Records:
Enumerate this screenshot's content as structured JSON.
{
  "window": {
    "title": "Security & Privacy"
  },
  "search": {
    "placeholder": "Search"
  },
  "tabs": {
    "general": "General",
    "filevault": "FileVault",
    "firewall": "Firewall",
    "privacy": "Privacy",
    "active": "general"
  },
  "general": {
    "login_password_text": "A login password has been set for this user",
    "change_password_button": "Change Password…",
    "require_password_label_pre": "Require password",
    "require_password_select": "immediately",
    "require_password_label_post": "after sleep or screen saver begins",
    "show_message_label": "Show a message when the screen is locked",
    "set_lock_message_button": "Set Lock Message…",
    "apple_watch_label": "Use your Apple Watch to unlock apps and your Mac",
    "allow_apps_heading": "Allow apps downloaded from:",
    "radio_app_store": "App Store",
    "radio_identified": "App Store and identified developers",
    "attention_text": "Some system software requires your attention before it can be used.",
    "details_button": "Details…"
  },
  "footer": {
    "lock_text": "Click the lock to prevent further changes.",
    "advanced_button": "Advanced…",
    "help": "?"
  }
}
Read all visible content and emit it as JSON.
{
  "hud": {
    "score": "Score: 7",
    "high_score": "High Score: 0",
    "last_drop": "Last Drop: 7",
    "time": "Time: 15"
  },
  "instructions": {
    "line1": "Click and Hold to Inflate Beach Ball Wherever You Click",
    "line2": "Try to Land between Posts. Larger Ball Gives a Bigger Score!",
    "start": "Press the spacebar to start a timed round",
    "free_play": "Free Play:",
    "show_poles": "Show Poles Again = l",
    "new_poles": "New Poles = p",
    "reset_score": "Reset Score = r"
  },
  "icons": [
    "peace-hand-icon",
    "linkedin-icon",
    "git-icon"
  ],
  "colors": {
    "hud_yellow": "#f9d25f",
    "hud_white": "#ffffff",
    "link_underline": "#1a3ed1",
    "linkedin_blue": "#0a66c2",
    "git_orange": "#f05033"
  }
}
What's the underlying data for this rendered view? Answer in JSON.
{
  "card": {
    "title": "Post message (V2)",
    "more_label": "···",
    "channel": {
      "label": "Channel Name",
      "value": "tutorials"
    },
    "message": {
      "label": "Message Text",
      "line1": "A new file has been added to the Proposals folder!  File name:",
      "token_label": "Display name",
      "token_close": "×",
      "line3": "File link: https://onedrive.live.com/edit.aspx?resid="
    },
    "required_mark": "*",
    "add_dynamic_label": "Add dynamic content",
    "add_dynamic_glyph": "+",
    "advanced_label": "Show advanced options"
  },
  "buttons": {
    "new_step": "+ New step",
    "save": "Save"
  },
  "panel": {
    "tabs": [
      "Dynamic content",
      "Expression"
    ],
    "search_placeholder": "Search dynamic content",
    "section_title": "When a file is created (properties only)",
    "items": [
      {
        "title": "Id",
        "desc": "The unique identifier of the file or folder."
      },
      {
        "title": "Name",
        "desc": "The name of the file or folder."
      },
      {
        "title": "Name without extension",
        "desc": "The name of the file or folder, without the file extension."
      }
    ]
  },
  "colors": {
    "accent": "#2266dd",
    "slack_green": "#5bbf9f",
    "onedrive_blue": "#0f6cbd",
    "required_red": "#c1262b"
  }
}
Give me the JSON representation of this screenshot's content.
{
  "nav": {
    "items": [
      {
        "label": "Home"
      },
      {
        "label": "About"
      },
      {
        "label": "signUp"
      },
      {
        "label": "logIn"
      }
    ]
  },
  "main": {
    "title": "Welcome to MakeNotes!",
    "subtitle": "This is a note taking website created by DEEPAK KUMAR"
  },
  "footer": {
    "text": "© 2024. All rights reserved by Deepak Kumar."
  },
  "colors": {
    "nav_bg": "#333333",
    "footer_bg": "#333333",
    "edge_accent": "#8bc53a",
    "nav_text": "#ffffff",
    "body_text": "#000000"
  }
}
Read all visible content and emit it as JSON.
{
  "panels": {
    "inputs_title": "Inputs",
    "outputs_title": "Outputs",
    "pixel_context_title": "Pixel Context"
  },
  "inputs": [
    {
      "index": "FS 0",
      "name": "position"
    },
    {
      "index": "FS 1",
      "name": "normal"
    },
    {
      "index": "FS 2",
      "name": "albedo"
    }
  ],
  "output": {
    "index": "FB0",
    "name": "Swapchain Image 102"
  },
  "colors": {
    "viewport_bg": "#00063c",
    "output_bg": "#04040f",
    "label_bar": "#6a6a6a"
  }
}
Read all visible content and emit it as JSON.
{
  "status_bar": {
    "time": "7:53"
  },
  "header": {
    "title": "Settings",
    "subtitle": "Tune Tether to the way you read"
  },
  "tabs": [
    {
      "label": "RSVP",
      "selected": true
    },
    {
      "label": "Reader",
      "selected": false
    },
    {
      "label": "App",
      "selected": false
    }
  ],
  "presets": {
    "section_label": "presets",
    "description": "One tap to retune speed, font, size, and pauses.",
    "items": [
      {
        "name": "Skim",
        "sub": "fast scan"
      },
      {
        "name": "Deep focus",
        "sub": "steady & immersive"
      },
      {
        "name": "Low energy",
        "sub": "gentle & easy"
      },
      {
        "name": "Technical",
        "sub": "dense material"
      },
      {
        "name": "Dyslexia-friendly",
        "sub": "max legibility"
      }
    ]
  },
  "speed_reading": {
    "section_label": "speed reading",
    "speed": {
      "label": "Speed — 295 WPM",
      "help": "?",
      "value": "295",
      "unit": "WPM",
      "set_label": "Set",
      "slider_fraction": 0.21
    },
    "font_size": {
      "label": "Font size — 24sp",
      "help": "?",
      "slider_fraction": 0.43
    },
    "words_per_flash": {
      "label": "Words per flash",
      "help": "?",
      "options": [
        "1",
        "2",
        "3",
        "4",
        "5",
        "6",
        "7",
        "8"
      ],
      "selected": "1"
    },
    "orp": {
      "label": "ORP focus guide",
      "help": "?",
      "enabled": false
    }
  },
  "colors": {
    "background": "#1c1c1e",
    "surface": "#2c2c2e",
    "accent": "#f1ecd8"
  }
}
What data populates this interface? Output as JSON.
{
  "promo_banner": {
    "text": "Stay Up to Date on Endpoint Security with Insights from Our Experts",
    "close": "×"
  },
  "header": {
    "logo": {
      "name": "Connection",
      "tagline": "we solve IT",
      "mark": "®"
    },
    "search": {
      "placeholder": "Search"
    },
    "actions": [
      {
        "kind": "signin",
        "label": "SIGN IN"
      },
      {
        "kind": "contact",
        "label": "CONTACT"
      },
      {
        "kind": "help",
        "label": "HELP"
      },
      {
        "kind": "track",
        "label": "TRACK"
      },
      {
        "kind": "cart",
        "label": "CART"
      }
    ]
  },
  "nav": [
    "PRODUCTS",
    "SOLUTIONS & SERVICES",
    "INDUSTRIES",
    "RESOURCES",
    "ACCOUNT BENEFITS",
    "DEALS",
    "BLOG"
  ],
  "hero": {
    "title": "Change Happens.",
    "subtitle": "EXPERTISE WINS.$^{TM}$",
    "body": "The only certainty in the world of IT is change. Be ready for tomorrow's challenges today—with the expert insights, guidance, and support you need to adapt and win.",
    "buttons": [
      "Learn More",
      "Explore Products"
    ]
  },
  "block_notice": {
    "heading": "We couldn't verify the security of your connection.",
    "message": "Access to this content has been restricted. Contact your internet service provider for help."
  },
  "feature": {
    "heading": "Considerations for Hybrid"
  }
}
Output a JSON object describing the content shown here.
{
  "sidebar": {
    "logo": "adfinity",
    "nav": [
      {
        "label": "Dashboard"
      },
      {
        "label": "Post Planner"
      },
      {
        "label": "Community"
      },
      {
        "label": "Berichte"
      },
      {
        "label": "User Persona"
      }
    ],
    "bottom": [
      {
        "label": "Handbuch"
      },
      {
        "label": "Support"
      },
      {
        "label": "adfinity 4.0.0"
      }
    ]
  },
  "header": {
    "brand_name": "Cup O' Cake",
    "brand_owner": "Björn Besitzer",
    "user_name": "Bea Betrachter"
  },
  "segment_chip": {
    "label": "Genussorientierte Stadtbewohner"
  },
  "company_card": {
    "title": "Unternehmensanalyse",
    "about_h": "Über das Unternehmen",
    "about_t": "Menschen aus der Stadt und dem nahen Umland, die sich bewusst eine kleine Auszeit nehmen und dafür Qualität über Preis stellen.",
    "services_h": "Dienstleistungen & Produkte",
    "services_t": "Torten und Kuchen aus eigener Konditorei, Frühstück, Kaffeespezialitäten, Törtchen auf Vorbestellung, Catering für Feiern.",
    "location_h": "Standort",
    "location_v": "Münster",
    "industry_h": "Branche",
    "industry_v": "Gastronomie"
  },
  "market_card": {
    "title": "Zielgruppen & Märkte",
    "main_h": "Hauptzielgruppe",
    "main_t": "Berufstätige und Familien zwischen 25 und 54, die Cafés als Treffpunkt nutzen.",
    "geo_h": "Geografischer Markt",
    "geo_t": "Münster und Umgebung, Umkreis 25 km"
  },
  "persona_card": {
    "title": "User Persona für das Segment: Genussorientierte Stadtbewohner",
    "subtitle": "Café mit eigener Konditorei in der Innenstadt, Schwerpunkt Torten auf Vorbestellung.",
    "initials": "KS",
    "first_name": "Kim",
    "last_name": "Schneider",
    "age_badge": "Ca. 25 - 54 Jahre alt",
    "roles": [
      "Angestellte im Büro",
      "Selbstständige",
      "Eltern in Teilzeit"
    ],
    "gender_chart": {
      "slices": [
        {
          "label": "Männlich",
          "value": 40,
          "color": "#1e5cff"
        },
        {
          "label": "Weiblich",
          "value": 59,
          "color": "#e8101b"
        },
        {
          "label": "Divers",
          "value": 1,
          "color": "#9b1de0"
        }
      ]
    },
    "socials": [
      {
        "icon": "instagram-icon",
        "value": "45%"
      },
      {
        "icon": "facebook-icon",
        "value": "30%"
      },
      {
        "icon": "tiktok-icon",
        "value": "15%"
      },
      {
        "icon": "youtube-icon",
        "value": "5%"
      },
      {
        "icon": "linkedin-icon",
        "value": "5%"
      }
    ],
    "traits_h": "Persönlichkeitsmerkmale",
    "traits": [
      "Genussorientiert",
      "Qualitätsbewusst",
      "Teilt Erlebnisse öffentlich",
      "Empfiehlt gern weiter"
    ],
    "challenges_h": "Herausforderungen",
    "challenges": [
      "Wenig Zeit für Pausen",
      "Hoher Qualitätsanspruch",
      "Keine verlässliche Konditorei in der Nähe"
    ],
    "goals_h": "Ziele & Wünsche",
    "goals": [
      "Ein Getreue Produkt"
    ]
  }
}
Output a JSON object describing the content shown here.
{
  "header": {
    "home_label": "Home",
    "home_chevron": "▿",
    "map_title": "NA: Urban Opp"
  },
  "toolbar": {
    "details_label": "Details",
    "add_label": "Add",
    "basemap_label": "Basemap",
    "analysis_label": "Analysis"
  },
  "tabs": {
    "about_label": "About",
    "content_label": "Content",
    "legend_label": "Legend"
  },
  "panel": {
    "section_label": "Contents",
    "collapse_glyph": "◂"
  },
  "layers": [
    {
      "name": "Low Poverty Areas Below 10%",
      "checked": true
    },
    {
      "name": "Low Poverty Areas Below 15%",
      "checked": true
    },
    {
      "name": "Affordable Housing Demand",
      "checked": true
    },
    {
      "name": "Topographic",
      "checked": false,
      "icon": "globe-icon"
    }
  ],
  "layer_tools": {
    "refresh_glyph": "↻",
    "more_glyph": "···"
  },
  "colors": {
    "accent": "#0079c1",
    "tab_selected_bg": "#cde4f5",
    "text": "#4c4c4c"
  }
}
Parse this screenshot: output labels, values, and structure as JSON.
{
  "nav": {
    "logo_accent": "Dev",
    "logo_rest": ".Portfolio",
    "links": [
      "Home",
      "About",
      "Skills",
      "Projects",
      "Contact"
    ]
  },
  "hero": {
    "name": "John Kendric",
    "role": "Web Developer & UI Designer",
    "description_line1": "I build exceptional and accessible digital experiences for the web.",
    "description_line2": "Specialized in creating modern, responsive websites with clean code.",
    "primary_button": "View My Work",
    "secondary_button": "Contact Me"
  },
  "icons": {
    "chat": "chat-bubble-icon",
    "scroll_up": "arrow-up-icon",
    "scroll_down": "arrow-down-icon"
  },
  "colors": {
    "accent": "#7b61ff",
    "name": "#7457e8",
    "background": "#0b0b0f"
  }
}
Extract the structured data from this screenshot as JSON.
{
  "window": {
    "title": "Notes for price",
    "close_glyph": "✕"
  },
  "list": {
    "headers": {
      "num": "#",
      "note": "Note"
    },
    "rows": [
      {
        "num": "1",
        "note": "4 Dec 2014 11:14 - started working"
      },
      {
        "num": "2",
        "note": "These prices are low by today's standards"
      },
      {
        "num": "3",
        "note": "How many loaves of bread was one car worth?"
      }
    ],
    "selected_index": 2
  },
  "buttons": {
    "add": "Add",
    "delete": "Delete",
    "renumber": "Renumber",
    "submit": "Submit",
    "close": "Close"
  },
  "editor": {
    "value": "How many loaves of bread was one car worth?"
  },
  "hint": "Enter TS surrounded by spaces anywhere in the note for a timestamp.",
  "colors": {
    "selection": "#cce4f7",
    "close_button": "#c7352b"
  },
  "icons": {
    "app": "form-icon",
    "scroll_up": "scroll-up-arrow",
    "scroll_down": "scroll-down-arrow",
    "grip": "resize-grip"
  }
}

**Written task:** Check each line of the records above for the word "What", then give the number of lines that have it, with no other words.

**Complete output:** 2